- **Supplied records**:

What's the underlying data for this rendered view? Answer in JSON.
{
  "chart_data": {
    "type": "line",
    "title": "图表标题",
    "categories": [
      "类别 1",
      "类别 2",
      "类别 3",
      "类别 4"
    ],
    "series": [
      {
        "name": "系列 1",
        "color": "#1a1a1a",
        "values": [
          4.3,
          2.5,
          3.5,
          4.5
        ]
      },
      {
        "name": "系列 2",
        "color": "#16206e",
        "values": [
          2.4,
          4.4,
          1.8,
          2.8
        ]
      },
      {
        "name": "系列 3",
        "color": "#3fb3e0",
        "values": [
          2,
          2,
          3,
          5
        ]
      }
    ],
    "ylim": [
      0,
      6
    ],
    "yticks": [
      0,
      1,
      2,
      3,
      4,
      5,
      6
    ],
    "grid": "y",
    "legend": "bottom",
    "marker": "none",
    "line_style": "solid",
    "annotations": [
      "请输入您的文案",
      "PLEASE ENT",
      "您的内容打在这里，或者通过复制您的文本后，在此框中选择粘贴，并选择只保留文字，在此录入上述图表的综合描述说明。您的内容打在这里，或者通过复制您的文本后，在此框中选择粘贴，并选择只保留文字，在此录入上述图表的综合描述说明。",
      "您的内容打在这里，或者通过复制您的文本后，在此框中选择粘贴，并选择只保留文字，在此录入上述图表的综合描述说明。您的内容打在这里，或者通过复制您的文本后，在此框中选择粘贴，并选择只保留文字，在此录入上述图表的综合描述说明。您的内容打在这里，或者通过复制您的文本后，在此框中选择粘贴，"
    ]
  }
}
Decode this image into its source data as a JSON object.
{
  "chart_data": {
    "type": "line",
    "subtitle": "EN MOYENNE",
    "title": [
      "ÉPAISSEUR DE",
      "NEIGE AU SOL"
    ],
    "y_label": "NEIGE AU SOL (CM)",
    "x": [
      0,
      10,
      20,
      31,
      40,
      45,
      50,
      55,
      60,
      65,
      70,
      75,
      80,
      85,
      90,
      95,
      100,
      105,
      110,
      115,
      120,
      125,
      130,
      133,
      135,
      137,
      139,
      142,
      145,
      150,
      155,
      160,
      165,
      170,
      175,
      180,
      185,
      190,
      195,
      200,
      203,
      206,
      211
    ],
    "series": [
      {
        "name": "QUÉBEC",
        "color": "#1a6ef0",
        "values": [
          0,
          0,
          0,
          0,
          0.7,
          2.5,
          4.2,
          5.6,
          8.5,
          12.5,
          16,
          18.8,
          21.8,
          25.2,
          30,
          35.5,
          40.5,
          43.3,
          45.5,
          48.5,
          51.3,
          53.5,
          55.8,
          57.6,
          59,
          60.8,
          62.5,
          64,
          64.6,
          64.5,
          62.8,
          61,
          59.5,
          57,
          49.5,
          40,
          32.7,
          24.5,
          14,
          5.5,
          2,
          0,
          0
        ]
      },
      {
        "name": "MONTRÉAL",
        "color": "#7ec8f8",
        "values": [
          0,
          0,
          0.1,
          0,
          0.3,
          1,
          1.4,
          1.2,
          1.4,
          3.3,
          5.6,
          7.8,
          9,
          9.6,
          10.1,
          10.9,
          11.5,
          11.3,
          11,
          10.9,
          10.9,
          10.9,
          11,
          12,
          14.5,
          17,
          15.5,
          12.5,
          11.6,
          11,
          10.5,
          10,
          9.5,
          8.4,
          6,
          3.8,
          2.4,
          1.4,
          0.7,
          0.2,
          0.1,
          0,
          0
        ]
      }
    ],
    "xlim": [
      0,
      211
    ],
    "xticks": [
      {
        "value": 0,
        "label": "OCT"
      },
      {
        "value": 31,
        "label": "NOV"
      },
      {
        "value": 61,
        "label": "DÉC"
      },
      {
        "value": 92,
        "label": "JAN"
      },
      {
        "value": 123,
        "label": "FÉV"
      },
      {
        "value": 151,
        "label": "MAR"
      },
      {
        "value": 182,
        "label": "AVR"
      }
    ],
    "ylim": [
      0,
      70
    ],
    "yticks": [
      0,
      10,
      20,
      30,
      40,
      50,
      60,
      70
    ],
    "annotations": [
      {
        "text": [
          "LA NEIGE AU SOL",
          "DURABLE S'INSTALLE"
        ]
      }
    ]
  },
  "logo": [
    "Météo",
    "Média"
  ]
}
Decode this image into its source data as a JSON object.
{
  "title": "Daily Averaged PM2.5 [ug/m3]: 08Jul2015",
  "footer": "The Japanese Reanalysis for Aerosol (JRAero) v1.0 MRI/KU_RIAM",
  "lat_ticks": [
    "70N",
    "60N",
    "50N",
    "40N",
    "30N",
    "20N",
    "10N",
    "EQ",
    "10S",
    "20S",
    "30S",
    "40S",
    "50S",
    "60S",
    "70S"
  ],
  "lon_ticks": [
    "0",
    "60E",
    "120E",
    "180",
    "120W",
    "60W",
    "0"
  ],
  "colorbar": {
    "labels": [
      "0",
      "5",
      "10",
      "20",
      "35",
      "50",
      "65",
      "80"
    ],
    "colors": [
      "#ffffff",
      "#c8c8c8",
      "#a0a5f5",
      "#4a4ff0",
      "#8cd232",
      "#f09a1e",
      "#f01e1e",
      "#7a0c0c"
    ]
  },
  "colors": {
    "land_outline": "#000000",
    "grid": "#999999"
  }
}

- **Request**:
Restate the listing above word for word.

- **Full response**:
What's the underlying data for this rendered view? Answer in JSON.
{
  "chart_data": {
    "type": "line",
    "title": "图表标题",
    "categories": [
      "类别 1",
      "类别 2",
      "类别 3",
      "类别 4"
    ],
    "series": [
      {
        "name": "系列 1",
        "color": "#1a1a1a",
        "values": [
          4.3,
          2.5,
          3.5,
          4.5
        ]
      },
      {
        "name": "系列 2",
        "color": "#16206e",
        "values": [
          2.4,
          4.4,
          1.8,
          2.8
        ]
      },
      {
        "name": "系列 3",
        "color": "#3fb3e0",
        "values": [
          2,
          2,
          3,
          5
        ]
      }
    ],
    "ylim": [
      0,
      6
    ],
    "yticks": [
      0,
      1,
      2,
      3,
      4,
      5,
      6
    ],
    "grid": "y",
    "legend": "bottom",
    "marker": "none",
    "line_style": "solid",
    "annotations": [
      "请输入您的文案",
      "PLEASE ENT",
      "您的内容打在这里，或者通过复制您的文本后，在此框中选择粘贴，并选择只保留文字，在此录入上述图表的综合描述说明。您的内容打在这里，或者通过复制您的文本后，在此框中选择粘贴，并选择只保留文字，在此录入上述图表的综合描述说明。",
      "您的内容打在这里，或者通过复制您的文本后，在此框中选择粘贴，并选择只保留文字，在此录入上述图表的综合描述说明。您的内容打在这里，或者通过复制您的文本后，在此框中选择粘贴，并选择只保留文字，在此录入上述图表的综合描述说明。您的内容打在这里，或者通过复制您的文本后，在此框中选择粘贴，"
    ]
  }
}
Decode this image into its source data as a JSON object.
{
  "chart_data": {
    "type": "line",
    "subtitle": "EN MOYENNE",
    "title": [
      "ÉPAISSEUR DE",
      "NEIGE AU SOL"
    ],
    "y_label": "NEIGE AU SOL (CM)",
    "x": [
      0,
      10,
      20,
      31,
      40,
      45,
      50,
      55,
      60,
      65,
      70,
      75,
      80,
      85,
      90,
      95,
      100,
      105,
      110,
      115,
      120,
      125,
      130,
      133,
      135,
      137,
      139,
      142,
      145,
      150,
      155,
      160,
      165,
      170,
      175,
      180,
      185,
      190,
      195,
      200,
      203,
      206,
      211
    ],
    "series": [
      {
        "name": "QUÉBEC",
        "color": "#1a6ef0",
        "values": [
          0,
          0,
          0,
          0,
          0.7,
          2.5,
          4.2,
          5.6,
          8.5,
          12.5,
          16,
          18.8,
          21.8,
          25.2,
          30,
          35.5,
          40.5,
          43.3,
          45.5,
          48.5,
          51.3,
          53.5,
          55.8,
          57.6,
          59,
          60.8,
          62.5,
          64,
          64.6,
          64.5,
          62.8,
          61,
          59.5,
          57,
          49.5,
          40,
          32.7,
          24.5,
          14,
          5.5,
          2,
          0,
          0
        ]
      },
      {
        "name": "MONTRÉAL",
        "color": "#7ec8f8",
        "values": [
          0,
          0,
          0.1,
          0,
          0.3,
          1,
          1.4,
          1.2,
          1.4,
          3.3,
          5.6,
          7.8,
          9,
          9.6,
          10.1,
          10.9,
          11.5,
          11.3,
          11,
          10.9,
          10.9,
          10.9,
          11,
          12,
          14.5,
          17,
          15.5,
          12.5,
          11.6,
          11,
          10.5,
          10,
          9.5,
          8.4,
          6,
          3.8,
          2.4,
          1.4,
          0.7,
          0.2,
          0.1,
          0,
          0
        ]
      }
    ],
    "xlim": [
      0,
      211
    ],
    "xticks": [
      {
        "value": 0,
        "label": "OCT"
      },
      {
        "value": 31,
        "label": "NOV"
      },
      {
        "value": 61,
        "label": "DÉC"
      },
      {
        "value": 92,
        "label": "JAN"
      },
      {
        "value": 123,
        "label": "FÉV"
      },
      {
        "value": 151,
        "label": "MAR"
      },
      {
        "value": 182,
        "label": "AVR"
      }
    ],
    "ylim": [
      0,
      70
    ],
    "yticks": [
      0,
      10,
      20,
      30,
      40,
      50,
      60,
      70
    ],
    "annotations": [
      {
        "text": [
          "LA NEIGE AU SOL",
          "DURABLE S'INSTALLE"
        ]
      }
    ]
  },
  "logo": [
    "Météo",
    "Média"
  ]
}
Decode this image into its source data as a JSON object.
{
  "title": "Daily Averaged PM2.5 [ug/m3]: 08Jul2015",
  "footer": "The Japanese Reanalysis for Aerosol (JRAero) v1.0 MRI/KU_RIAM",
  "lat_ticks": [
    "70N",
    "60N",
    "50N",
    "40N",
    "30N",
    "20N",
    "10N",
    "EQ",
    "10S",
    "20S",
    "30S",
    "40S",
    "50S",
    "60S",
    "70S"
  ],
  "lon_ticks": [
    "0",
    "60E",
    "120E",
    "180",
    "120W",
    "60W",
    "0"
  ],
  "colorbar": {
    "labels": [
      "0",
      "5",
      "10",
      "20",
      "35",
      "50",
      "65",
      "80"
    ],
    "colors": [
      "#ffffff",
      "#c8c8c8",
      "#a0a5f5",
      "#4a4ff0",
      "#8cd232",
      "#f09a1e",
      "#f01e1e",
      "#7a0c0c"
    ]
  },
  "colors": {
    "land_outline": "#000000",
    "grid": "#999999"
  }
}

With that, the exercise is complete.